_DESCRIPTION OF THE TASK_
Scan the entries below. List each line with "name".

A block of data
- - -

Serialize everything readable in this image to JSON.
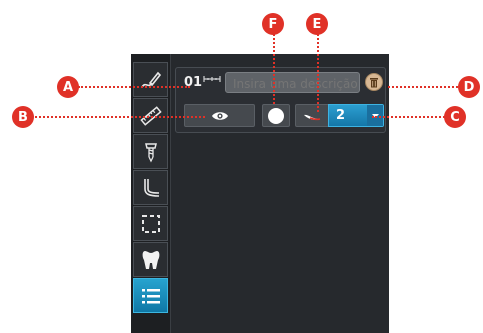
{
  "toolbar": {
    "tools": [
      {
        "name": "pencil-draw-icon",
        "active": false
      },
      {
        "name": "ruler-icon",
        "active": false
      },
      {
        "name": "implant-icon",
        "active": false
      },
      {
        "name": "curve-icon",
        "active": false
      },
      {
        "name": "selection-icon",
        "active": false
      },
      {
        "name": "tooth-icon",
        "active": false
      },
      {
        "name": "list-icon",
        "active": true
      }
    ]
  },
  "measurement": {
    "number": "01",
    "description_placeholder": "Insira uma descrição",
    "selected_value": "2"
  },
  "callouts": {
    "a": "A",
    "b": "B",
    "c": "C",
    "d": "D",
    "e": "E",
    "f": "F"
  },
  "colors": {
    "accent": "#1a8fc4",
    "callout": "#e03127",
    "panel": "#26292d"
  }
}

- - -

_SOLUTION TO THE EXERCISE_
        "name": "pencil-draw-icon",
        "name": "ruler-icon",
        "name": "implant-icon",
        "name": "curve-icon",
        "name": "selection-icon",
        "name": "tooth-icon",
        "name": "list-icon",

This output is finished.